** Start ENTRIES SUPPLIED **

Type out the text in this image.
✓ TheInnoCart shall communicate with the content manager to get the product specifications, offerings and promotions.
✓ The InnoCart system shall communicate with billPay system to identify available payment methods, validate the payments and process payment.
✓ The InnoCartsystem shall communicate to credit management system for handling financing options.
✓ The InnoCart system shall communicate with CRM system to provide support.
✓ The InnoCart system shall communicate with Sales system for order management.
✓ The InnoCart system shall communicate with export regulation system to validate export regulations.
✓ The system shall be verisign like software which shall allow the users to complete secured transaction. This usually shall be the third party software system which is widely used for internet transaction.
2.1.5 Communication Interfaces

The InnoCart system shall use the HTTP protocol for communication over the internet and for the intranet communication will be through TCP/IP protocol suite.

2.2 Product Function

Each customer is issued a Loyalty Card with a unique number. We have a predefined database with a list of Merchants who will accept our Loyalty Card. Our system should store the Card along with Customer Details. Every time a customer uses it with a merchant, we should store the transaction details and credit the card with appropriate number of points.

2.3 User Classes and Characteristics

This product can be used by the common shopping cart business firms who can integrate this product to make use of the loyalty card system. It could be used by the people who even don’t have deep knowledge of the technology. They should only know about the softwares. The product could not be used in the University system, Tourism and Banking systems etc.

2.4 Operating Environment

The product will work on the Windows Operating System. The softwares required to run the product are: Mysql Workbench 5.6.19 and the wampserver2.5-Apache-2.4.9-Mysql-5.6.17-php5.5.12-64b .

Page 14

** End ENTRIES SUPPLIED **

# [WHAT YOU HAVE TO DO]
Repeat all of the records above exactly as they appear.

# [SOLUTION FOR THIS TASK]
Type out the text in this image.
✓ TheInnoCart shall communicate with the content manager to get the product specifications, offerings and promotions.
✓ The InnoCart system shall communicate with billPay system to identify available payment methods, validate the payments and process payment.
✓ The InnoCartsystem shall communicate to credit management system for handling financing options.
✓ The InnoCart system shall communicate with CRM system to provide support.
✓ The InnoCart system shall communicate with Sales system for order management.
✓ The InnoCart system shall communicate with export regulation system to validate export regulations.
✓ The system shall be verisign like software which shall allow the users to complete secured transaction. This usually shall be the third party software system which is widely used for internet transaction.
2.1.5 Communication Interfaces

The InnoCart system shall use the HTTP protocol for communication over the internet and for the intranet communication will be through TCP/IP protocol suite.

2.2 Product Function

Each customer is issued a Loyalty Card with a unique number. We have a predefined database with a list of Merchants who will accept our Loyalty Card. Our system should store the Card along with Customer Details. Every time a customer uses it with a merchant, we should store the transaction details and credit the card with appropriate number of points.

2.3 User Classes and Characteristics

This product can be used by the common shopping cart business firms who can integrate this product to make use of the loyalty card system. It could be used by the people who even don’t have deep knowledge of the technology. They should only know about the softwares. The product could not be used in the University system, Tourism and Banking systems etc.

2.4 Operating Environment

The product will work on the Windows Operating System. The softwares required to run the product are: Mysql Workbench 5.6.19 and the wampserver2.5-Apache-2.4.9-Mysql-5.6.17-php5.5.12-64b .

Page 14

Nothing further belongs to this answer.